GOAL:
Count every line that includes the string "vmoo" in the entries that follow. Nothing besides the number is needed.

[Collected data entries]
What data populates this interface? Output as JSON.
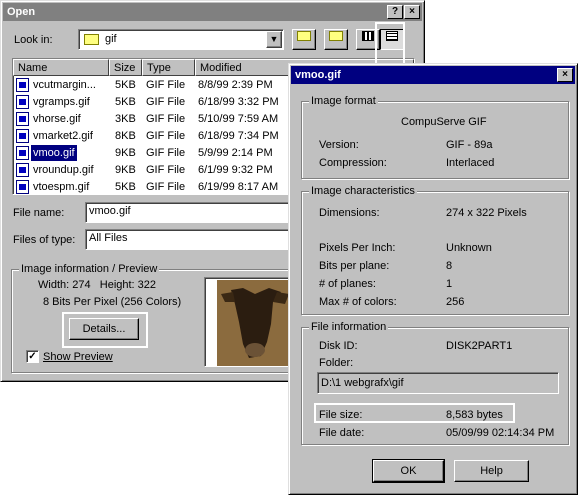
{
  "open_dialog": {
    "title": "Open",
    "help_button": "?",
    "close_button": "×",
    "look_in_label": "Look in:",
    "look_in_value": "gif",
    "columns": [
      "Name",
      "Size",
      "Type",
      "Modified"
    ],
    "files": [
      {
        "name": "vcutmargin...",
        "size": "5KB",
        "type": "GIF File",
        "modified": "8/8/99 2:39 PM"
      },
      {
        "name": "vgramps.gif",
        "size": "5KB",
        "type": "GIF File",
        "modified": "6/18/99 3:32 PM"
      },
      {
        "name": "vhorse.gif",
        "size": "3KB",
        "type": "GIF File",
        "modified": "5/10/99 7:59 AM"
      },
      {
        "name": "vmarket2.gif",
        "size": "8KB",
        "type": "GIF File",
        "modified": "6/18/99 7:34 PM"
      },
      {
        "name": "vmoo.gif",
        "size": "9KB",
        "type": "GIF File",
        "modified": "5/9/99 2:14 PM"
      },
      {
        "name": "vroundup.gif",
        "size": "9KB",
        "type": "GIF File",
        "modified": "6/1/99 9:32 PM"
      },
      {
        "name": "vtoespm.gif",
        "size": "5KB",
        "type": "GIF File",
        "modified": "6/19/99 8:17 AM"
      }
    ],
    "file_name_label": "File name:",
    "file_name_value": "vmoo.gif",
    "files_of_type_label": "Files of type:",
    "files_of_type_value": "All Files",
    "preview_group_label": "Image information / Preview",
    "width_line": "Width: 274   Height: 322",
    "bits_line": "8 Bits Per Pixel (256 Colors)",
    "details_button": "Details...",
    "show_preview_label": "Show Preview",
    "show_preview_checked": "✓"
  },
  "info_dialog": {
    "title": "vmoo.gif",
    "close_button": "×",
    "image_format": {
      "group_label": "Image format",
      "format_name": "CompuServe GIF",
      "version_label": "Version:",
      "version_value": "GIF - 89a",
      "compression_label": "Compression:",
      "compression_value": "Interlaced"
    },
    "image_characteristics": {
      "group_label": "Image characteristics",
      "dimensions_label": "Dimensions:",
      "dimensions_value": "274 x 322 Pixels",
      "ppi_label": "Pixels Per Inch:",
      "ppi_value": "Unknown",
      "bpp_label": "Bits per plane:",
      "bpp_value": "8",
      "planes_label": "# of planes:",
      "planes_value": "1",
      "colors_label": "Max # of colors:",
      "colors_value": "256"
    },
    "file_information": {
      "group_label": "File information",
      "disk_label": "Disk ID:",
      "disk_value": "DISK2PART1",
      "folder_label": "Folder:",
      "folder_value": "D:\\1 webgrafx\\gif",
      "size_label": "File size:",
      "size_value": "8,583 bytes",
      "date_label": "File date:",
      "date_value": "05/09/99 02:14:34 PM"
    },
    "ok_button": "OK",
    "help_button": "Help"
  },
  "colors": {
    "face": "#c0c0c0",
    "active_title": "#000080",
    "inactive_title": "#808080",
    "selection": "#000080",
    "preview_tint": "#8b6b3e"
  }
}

...

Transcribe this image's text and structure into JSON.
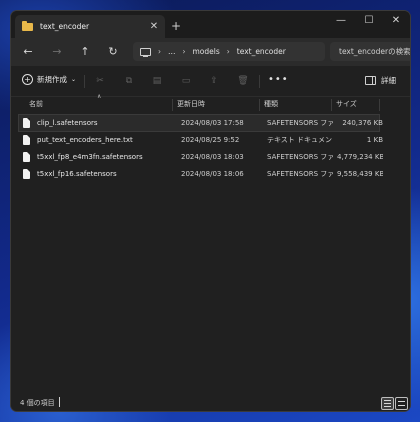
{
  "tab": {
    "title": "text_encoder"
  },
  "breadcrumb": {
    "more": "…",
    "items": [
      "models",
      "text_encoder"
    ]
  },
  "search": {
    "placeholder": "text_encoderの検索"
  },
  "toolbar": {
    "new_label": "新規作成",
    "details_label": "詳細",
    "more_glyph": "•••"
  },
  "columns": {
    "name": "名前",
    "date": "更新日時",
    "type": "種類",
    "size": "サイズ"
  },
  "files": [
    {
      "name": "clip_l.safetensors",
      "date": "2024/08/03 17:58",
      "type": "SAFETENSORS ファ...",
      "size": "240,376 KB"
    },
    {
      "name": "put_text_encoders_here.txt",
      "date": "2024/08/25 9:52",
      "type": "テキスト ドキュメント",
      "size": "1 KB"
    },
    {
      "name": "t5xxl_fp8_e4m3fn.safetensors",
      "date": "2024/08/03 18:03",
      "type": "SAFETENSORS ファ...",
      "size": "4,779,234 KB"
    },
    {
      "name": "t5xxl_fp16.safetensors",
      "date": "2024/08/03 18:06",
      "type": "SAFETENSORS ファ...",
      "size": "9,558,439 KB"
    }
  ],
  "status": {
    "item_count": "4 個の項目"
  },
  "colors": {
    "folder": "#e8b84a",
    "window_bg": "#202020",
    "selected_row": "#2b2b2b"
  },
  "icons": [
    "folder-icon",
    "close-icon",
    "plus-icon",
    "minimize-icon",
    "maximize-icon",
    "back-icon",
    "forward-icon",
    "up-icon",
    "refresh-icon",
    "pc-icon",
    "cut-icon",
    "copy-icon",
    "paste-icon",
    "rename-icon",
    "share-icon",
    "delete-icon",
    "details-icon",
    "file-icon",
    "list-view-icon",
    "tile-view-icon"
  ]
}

EXERCISE RESULT:
3